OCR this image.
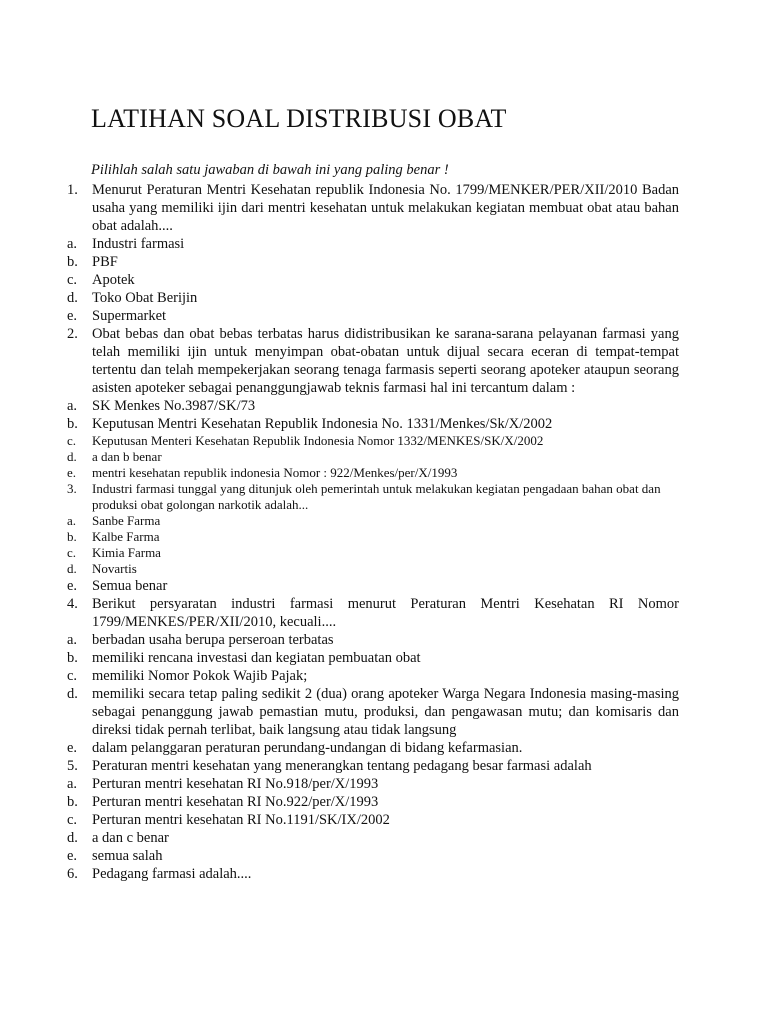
LATIHAN SOAL DISTRIBUSI OBAT
Pilihlah salah satu jawaban di bawah ini yang paling benar !
1. Menurut Peraturan Mentri Kesehatan republik Indonesia No. 1799/MENKER/PER/XII/2010 Badan usaha yang memiliki ijin dari mentri kesehatan untuk melakukan kegiatan membuat obat atau bahan obat adalah....
a.	Industri farmasi
b. PBF
c.	Apotek
d. Toko Obat Berijin
e.	Supermarket
2. Obat bebas dan obat bebas terbatas harus didistribusikan ke sarana-sarana pelayanan farmasi yang telah memiliki ijin untuk menyimpan obat-obatan untuk dijual secara eceran di tempat-tempat tertentu dan telah mempekerjakan seorang tenaga farmasis seperti seorang apoteker ataupun seorang asisten apoteker sebagai penanggungjawab teknis farmasi hal ini tercantum dalam :
a.	SK Menkes No.3987/SK/73
b. Keputusan Mentri Kesehatan Republik Indonesia No. 1331/Menkes/Sk/X/2002
c.	Keputusan Menteri Kesehatan Republik Indonesia Nomor 1332/MENKES/SK/X/2002
d.	a dan b benar
e.	mentri kesehatan republik indonesia Nomor : 922/Menkes/per/X/1993
3.	Industri farmasi tunggal yang ditunjuk oleh pemerintah untuk melakukan kegiatan pengadaan bahan obat dan produksi obat golongan narkotik adalah...
a.	Sanbe Farma
b.	Kalbe Farma
c.	Kimia Farma
d.	Novartis
e.	Semua benar
4. Berikut persyaratan industri farmasi menurut Peraturan Mentri Kesehatan RI Nomor 1799/MENKES/PER/XII/2010, kecuali....
a.	berbadan usaha berupa perseroan terbatas
b. memiliki rencana investasi dan kegiatan pembuatan obat
c.	memiliki Nomor Pokok Wajib Pajak;
d. memiliki secara tetap paling sedikit 2 (dua) orang apoteker Warga Negara Indonesia masing-masing sebagai penanggung jawab pemastian mutu, produksi, dan pengawasan mutu; dan komisaris dan direksi tidak pernah terlibat, baik langsung atau tidak langsung
e.	dalam pelanggaran peraturan perundang-undangan di bidang kefarmasian.
5. Peraturan mentri kesehatan yang menerangkan tentang pedagang besar farmasi adalah
a.	Perturan mentri kesehatan RI No.918/per/X/1993
b. Perturan mentri kesehatan RI No.922/per/X/1993
c.	Perturan mentri kesehatan RI No.1191/SK/IX/2002
d. a dan c benar
e.	semua salah
6. Pedagang farmasi adalah....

▶ [GIVEN PROBLEM]
Quote every entry exactly, with the pictures omitted.

▶ [RESPONSE]
OCR this image.
LATIHAN SOAL DISTRIBUSI OBAT
Pilihlah salah satu jawaban di bawah ini yang paling benar !
1. Menurut Peraturan Mentri Kesehatan republik Indonesia No. 1799/MENKER/PER/XII/2010 Badan usaha yang memiliki ijin dari mentri kesehatan untuk melakukan kegiatan membuat obat atau bahan obat adalah....
a.	Industri farmasi
b. PBF
c.	Apotek
d. Toko Obat Berijin
e.	Supermarket
2. Obat bebas dan obat bebas terbatas harus didistribusikan ke sarana-sarana pelayanan farmasi yang telah memiliki ijin untuk menyimpan obat-obatan untuk dijual secara eceran di tempat-tempat tertentu dan telah mempekerjakan seorang tenaga farmasis seperti seorang apoteker ataupun seorang asisten apoteker sebagai penanggungjawab teknis farmasi hal ini tercantum dalam :
a.	SK Menkes No.3987/SK/73
b. Keputusan Mentri Kesehatan Republik Indonesia No. 1331/Menkes/Sk/X/2002
c.	Keputusan Menteri Kesehatan Republik Indonesia Nomor 1332/MENKES/SK/X/2002
d.	a dan b benar
e.	mentri kesehatan republik indonesia Nomor : 922/Menkes/per/X/1993
3.	Industri farmasi tunggal yang ditunjuk oleh pemerintah untuk melakukan kegiatan pengadaan bahan obat dan produksi obat golongan narkotik adalah...
a.	Sanbe Farma
b.	Kalbe Farma
c.	Kimia Farma
d.	Novartis
e.	Semua benar
4. Berikut persyaratan industri farmasi menurut Peraturan Mentri Kesehatan RI Nomor 1799/MENKES/PER/XII/2010, kecuali....
a.	berbadan usaha berupa perseroan terbatas
b. memiliki rencana investasi dan kegiatan pembuatan obat
c.	memiliki Nomor Pokok Wajib Pajak;
d. memiliki secara tetap paling sedikit 2 (dua) orang apoteker Warga Negara Indonesia masing-masing sebagai penanggung jawab pemastian mutu, produksi, dan pengawasan mutu; dan komisaris dan direksi tidak pernah terlibat, baik langsung atau tidak langsung
e.	dalam pelanggaran peraturan perundang-undangan di bidang kefarmasian.
5. Peraturan mentri kesehatan yang menerangkan tentang pedagang besar farmasi adalah
a.	Perturan mentri kesehatan RI No.918/per/X/1993
b. Perturan mentri kesehatan RI No.922/per/X/1993
c.	Perturan mentri kesehatan RI No.1191/SK/IX/2002
d. a dan c benar
e.	semua salah
6. Pedagang farmasi adalah....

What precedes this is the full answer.